> _Set task_:
Where a line in the listing below contains the word "structured", copy that line.

> _Exercise material_:
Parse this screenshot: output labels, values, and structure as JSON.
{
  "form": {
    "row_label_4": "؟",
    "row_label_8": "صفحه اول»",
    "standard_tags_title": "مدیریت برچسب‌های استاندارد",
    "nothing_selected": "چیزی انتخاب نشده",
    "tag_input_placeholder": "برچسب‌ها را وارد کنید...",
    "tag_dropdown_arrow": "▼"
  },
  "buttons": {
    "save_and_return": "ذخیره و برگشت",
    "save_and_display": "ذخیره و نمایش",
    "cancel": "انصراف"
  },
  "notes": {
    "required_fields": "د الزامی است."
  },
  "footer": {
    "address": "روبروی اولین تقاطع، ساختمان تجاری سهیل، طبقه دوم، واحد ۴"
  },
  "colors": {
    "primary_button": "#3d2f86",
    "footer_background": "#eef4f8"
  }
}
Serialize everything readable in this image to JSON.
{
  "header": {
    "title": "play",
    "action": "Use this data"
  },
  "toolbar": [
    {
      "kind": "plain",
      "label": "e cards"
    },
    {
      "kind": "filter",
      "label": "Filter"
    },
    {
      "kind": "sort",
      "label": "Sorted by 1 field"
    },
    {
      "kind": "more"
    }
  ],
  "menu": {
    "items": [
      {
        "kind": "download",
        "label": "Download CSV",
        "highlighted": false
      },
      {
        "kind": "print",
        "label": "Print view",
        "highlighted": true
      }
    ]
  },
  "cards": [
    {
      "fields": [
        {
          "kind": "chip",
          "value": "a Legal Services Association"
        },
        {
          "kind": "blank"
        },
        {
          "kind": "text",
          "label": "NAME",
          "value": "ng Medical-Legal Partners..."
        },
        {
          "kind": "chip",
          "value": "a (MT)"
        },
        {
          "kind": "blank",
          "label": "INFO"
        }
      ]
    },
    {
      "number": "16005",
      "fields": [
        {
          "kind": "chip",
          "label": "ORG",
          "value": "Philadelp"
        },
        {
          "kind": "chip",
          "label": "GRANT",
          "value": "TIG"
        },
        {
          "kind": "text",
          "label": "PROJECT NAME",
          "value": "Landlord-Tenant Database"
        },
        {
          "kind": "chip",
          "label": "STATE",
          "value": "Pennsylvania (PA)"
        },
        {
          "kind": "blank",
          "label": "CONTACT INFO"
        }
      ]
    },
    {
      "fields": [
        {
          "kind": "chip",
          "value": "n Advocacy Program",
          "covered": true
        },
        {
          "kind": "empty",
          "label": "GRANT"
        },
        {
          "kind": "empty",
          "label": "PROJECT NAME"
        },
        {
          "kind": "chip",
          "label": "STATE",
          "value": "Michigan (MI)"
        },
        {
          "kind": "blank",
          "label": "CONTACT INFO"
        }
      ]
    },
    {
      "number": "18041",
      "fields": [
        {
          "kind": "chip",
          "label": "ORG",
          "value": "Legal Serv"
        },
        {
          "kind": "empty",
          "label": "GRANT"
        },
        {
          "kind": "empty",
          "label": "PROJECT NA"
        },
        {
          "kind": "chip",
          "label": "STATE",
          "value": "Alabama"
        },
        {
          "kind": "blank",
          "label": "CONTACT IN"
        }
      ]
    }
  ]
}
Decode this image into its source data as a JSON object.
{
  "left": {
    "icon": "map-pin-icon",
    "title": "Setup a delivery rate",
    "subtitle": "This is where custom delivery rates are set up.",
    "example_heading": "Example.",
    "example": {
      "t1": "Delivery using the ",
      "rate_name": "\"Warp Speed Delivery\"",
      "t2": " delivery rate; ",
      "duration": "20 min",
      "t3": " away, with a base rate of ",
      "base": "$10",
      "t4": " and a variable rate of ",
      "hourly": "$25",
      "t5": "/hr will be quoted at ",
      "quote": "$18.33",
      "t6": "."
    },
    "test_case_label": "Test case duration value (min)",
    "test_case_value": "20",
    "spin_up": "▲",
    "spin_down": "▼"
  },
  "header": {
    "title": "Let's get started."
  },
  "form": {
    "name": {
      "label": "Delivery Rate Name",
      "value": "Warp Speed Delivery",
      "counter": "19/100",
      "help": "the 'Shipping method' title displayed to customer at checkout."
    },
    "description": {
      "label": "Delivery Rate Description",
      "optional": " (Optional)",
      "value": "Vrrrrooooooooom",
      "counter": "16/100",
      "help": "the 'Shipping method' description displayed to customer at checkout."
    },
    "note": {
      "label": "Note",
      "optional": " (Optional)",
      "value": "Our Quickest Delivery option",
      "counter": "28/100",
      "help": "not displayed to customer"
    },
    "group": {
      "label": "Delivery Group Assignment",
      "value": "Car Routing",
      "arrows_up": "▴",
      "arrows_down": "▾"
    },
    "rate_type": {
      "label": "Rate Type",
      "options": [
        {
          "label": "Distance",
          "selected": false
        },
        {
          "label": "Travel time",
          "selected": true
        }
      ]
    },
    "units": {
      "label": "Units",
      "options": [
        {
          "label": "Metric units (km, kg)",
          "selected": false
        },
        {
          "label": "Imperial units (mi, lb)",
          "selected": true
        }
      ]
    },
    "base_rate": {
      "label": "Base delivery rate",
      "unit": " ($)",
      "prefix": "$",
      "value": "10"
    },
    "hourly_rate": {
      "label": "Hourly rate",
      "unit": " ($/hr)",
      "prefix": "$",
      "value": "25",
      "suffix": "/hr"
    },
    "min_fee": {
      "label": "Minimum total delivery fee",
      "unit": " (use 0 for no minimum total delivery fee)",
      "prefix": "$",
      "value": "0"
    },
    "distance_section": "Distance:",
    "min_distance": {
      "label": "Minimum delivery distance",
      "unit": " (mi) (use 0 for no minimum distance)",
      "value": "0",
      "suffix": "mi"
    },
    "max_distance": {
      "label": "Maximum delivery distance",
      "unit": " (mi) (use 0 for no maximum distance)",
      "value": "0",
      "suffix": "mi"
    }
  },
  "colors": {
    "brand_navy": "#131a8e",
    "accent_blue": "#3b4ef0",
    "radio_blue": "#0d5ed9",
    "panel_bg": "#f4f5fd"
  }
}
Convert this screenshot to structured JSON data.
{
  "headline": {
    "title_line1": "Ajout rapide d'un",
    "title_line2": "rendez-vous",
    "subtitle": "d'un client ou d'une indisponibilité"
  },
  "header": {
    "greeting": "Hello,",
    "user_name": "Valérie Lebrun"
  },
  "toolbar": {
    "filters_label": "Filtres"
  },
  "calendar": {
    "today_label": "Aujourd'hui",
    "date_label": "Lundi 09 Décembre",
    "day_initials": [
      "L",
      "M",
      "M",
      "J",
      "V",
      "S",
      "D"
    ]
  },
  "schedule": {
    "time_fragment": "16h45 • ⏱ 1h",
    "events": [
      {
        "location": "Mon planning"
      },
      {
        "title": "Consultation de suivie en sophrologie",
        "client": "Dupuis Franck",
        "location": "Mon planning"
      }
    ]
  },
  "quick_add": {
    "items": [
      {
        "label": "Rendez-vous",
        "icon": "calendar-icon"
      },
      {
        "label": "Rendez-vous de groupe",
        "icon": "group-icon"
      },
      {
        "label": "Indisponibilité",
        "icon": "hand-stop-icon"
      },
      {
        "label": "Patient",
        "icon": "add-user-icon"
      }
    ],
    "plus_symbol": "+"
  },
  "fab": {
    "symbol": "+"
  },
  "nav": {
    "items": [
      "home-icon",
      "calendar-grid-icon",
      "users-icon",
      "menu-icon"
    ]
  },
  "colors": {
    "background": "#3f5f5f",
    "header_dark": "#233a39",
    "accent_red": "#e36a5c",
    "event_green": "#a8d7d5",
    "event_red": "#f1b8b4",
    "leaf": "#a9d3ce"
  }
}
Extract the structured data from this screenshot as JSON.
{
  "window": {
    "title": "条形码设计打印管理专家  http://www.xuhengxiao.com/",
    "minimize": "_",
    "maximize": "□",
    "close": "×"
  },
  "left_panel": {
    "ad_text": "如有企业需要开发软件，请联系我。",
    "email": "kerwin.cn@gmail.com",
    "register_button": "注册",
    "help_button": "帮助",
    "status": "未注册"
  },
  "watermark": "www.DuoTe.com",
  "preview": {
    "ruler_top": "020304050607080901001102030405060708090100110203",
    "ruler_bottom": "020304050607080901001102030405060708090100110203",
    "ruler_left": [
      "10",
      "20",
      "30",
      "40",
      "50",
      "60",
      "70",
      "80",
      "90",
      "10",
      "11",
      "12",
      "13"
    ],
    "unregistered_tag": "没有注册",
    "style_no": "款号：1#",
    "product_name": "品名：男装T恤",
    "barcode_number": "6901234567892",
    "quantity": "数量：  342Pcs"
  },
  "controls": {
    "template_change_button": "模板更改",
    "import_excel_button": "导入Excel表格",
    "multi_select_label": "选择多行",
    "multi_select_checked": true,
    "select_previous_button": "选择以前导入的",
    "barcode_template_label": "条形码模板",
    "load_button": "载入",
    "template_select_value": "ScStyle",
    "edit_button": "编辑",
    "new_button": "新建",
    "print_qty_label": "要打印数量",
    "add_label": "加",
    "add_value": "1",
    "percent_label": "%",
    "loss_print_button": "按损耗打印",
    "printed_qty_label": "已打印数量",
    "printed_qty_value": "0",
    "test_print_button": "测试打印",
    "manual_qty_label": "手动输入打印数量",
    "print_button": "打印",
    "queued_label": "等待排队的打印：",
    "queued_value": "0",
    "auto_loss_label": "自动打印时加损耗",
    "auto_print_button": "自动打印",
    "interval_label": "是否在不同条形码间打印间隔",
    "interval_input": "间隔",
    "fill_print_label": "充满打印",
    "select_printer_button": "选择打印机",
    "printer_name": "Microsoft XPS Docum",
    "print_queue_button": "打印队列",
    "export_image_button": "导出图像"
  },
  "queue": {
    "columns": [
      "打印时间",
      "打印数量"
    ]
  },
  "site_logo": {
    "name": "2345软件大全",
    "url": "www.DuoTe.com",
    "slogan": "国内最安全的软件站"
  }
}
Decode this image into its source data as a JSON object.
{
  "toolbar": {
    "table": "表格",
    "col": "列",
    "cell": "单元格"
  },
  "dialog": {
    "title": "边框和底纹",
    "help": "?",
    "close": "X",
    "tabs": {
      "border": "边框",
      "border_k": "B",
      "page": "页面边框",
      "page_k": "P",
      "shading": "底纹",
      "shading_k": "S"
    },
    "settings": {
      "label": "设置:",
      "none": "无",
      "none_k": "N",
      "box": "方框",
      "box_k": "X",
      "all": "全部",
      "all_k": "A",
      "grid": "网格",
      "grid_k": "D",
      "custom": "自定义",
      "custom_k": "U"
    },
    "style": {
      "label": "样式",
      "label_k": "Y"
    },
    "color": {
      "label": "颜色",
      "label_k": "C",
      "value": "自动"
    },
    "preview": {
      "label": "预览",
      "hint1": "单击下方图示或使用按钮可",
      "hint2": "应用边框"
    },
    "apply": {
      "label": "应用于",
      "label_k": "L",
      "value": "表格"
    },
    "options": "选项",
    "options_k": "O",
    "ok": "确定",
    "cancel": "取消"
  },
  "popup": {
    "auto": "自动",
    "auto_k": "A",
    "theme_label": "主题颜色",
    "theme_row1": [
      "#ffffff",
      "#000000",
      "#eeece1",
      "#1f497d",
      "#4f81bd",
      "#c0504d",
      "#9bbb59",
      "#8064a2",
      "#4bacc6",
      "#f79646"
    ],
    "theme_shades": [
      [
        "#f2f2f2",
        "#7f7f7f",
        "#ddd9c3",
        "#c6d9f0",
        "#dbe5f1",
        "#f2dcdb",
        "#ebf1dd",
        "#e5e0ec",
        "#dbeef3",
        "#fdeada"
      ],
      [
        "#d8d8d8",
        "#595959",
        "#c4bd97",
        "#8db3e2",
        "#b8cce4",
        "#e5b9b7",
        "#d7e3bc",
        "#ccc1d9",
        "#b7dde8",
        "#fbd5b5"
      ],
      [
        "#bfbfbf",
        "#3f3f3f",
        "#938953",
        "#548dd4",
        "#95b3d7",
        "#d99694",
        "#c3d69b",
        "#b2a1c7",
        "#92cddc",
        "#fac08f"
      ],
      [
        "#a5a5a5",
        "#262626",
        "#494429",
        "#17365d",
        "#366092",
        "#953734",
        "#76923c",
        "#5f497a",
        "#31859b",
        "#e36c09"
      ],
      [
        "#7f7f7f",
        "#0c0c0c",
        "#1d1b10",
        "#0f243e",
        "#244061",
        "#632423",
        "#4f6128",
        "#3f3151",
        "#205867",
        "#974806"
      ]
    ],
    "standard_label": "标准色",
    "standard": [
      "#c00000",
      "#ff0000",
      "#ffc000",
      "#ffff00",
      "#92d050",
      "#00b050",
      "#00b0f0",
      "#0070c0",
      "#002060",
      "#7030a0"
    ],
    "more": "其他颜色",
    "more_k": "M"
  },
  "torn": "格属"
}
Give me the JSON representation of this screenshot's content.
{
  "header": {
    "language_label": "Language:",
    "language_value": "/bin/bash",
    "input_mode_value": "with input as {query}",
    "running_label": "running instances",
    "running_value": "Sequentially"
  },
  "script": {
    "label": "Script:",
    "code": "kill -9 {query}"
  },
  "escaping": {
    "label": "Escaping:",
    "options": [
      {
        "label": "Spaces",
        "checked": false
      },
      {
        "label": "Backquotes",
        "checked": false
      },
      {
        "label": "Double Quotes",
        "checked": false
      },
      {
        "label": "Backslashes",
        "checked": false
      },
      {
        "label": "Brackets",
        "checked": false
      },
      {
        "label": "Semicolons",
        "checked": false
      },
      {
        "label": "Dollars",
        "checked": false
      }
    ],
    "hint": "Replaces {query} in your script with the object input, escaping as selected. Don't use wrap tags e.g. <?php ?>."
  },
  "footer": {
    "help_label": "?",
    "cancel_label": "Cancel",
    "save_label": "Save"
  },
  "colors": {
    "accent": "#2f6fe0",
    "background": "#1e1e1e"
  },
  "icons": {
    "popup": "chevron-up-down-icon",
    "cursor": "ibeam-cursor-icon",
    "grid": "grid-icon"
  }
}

> _Solution for this task_:
Convert this screenshot to structured JSON data.
Extract the structured data from this screenshot as JSON.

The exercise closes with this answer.